__EXERCISE OBJECTIVE__.
What is the number of lines in the data that hold the string "лишь"? Reply with that number only.

>> start RECORD EXCERPTS

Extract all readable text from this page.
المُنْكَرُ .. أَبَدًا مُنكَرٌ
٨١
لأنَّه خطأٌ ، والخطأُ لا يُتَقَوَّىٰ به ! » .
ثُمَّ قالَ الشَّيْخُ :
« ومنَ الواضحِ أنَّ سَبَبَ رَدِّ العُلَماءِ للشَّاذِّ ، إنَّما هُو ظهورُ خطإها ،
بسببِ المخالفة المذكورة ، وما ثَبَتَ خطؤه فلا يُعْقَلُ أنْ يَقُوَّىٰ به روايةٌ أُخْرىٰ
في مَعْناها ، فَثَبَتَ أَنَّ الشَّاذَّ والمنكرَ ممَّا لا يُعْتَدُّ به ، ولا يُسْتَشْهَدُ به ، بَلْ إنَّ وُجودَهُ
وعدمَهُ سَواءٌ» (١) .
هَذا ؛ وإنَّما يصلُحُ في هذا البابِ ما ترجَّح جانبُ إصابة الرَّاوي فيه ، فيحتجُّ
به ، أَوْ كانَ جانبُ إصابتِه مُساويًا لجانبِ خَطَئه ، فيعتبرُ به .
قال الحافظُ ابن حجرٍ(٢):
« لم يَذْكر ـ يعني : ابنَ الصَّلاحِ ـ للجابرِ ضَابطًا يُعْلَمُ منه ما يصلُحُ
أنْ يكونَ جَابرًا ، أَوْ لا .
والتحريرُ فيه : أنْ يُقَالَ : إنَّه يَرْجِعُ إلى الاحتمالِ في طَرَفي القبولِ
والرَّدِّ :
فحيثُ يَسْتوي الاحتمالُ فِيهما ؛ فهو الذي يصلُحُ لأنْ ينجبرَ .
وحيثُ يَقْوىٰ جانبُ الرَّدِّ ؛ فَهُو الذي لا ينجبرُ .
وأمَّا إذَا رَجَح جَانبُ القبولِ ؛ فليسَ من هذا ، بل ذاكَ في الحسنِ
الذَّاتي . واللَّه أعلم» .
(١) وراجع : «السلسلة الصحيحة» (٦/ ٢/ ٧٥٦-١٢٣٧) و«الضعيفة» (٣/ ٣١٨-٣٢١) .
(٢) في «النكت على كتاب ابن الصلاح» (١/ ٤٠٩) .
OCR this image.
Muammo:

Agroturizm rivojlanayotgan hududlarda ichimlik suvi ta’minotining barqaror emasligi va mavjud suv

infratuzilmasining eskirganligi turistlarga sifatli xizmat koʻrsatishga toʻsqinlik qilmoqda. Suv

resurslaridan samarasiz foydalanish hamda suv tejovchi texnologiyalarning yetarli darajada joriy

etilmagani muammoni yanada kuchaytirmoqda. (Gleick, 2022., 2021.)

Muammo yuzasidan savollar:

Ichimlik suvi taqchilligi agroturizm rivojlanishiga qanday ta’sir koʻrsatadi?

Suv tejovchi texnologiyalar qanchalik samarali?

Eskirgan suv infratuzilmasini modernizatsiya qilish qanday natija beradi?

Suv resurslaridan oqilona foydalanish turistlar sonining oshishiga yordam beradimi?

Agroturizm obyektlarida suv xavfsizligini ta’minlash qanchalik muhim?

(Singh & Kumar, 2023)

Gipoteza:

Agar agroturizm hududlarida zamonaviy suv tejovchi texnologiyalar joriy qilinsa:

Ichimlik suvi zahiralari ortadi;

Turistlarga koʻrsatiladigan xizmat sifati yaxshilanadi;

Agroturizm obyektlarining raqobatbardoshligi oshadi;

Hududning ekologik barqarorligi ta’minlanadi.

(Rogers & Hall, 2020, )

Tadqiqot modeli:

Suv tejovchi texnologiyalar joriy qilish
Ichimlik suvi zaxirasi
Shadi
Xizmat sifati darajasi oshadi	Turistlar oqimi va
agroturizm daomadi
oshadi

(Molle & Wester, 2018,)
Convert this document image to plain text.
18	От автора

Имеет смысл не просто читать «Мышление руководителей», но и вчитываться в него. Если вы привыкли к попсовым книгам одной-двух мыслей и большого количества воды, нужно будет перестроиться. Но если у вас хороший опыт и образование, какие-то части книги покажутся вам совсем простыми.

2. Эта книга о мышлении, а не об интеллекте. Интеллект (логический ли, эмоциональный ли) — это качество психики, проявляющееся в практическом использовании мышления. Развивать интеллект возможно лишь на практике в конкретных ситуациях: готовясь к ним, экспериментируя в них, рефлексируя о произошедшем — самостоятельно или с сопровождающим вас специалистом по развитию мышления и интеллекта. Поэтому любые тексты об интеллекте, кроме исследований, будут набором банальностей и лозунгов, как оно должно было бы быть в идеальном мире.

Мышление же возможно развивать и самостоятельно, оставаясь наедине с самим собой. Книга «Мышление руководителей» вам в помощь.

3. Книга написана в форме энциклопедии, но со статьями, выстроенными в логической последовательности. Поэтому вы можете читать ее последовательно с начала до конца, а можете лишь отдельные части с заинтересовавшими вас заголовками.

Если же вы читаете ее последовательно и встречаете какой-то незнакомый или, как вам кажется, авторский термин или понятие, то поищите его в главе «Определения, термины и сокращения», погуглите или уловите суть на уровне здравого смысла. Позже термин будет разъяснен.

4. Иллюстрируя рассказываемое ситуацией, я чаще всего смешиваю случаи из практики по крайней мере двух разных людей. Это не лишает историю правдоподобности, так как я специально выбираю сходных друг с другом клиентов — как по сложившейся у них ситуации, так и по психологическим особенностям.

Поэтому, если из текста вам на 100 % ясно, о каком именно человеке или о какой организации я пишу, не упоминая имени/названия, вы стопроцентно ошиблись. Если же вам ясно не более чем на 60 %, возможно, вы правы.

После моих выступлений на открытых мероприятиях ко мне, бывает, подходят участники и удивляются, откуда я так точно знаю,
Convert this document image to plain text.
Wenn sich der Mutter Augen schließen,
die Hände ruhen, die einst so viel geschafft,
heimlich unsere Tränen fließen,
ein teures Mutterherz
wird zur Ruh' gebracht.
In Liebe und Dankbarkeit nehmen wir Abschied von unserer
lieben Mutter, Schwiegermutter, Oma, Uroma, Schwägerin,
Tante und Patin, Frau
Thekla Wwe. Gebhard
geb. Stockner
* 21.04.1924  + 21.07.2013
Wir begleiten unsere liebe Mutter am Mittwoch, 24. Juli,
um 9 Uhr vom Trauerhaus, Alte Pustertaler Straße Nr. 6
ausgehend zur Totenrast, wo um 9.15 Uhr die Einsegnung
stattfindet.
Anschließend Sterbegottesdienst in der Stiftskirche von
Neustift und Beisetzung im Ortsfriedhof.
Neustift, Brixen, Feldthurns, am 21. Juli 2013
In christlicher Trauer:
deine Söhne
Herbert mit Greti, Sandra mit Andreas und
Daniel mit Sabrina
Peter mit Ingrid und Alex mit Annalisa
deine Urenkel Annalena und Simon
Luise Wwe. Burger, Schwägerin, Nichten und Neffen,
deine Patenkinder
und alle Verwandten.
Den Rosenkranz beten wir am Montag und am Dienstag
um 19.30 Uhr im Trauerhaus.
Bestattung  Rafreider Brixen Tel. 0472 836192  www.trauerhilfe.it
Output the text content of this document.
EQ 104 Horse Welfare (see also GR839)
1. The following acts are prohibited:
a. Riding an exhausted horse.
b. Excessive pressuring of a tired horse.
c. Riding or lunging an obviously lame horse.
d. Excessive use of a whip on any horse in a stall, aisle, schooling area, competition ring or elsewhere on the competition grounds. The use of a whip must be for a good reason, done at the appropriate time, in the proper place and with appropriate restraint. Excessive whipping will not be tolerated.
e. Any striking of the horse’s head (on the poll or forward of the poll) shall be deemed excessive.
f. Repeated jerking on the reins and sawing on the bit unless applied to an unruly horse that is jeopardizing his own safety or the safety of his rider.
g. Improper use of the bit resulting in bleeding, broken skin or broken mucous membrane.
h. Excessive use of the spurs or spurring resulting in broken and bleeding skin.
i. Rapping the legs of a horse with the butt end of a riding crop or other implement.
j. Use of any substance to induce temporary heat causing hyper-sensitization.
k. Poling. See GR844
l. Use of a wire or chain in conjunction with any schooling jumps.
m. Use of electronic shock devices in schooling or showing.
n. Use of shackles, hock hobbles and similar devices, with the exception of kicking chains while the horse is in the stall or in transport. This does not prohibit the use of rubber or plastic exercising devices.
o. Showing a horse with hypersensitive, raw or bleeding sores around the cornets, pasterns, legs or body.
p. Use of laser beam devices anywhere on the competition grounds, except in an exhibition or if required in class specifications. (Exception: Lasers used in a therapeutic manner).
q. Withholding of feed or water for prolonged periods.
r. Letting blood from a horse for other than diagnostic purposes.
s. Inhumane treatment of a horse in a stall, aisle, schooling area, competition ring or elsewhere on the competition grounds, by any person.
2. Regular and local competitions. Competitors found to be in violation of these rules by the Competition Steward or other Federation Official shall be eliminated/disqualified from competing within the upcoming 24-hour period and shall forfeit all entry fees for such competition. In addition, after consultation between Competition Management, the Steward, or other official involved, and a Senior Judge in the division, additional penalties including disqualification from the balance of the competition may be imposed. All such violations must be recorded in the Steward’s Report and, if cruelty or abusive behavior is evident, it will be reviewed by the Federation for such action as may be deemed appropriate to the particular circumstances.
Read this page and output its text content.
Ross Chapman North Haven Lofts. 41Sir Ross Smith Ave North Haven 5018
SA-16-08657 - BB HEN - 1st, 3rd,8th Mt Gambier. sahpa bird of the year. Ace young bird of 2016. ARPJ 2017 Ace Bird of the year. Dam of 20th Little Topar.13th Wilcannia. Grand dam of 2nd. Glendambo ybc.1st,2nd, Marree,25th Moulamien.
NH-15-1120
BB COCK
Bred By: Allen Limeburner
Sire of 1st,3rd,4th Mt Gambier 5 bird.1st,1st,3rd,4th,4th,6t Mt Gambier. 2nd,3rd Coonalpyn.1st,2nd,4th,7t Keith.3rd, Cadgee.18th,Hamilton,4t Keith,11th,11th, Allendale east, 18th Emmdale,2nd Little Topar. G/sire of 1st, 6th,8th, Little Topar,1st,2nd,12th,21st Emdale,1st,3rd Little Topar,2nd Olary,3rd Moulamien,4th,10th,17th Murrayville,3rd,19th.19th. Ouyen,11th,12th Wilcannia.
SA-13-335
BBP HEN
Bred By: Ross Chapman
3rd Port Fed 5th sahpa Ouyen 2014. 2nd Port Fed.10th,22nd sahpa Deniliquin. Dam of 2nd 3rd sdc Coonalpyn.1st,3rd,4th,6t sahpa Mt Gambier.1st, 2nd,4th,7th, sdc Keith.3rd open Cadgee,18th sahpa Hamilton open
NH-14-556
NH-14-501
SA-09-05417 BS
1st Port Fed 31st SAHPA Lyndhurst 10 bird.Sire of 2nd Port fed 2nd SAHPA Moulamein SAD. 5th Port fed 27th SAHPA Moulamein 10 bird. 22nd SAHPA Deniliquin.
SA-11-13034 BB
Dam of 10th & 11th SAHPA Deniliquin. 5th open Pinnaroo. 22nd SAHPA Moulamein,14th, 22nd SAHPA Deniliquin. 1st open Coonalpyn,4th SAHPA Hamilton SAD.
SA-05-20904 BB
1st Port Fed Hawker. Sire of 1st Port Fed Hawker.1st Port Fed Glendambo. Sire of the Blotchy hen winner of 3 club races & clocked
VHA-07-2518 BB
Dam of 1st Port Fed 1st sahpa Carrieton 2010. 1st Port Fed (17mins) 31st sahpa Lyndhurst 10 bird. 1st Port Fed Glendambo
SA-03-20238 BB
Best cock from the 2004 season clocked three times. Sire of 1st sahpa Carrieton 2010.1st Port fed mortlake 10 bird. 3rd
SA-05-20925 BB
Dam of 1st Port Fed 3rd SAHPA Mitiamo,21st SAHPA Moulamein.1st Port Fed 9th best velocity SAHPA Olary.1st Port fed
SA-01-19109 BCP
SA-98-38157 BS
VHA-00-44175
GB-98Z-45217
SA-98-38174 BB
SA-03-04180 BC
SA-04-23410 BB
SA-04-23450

>> end RECORD EXCERPTS

__FINAL RESULT__.
2